* **LISTING**
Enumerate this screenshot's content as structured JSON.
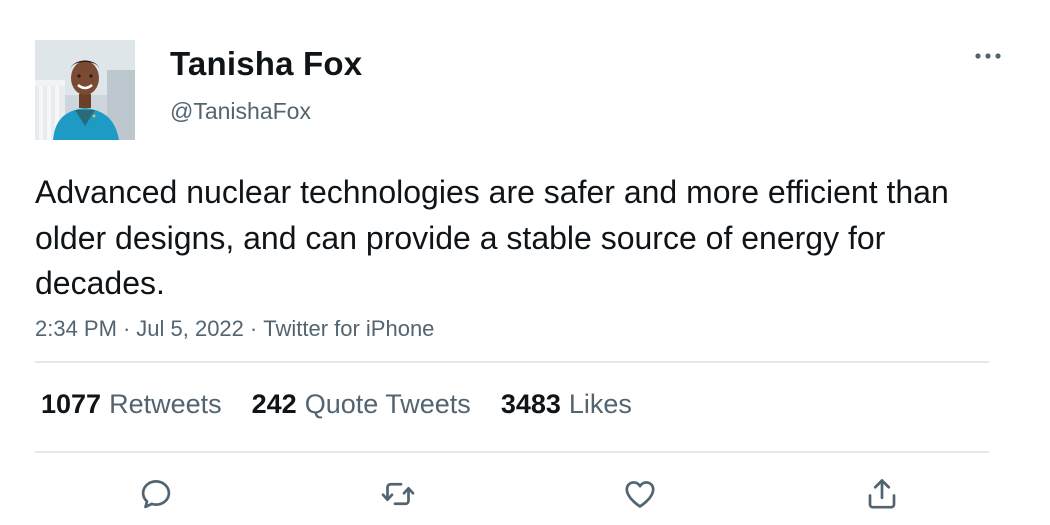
{
  "tweet": {
    "display_name": "Tanisha Fox",
    "handle": "@TanishaFox",
    "text": "Advanced nuclear technologies are safer and more efficient than older designs, and can provide a stable source of energy for decades.",
    "time": "2:34 PM",
    "date": "Jul 5, 2022",
    "source": "Twitter for iPhone",
    "separator": "·"
  },
  "stats": {
    "retweets": {
      "count": "1077",
      "label": "Retweets"
    },
    "quote_tweets": {
      "count": "242",
      "label": "Quote Tweets"
    },
    "likes": {
      "count": "3483",
      "label": "Likes"
    }
  },
  "icons": {
    "more": "more-horizontal-icon",
    "reply": "reply-icon",
    "retweet": "retweet-icon",
    "like": "heart-icon",
    "share": "share-icon"
  },
  "colors": {
    "primary_text": "#0f1419",
    "secondary_text": "#536471",
    "divider": "#e4e8eb",
    "avatar_jacket": "#1d9bc4"
  }
}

* **THE PROBLEM**
Select every line in the material above where the string "label" occurs, and copy it.

* **RESULT**
      "label": "Retweets"
      "label": "Quote Tweets"
      "label": "Likes"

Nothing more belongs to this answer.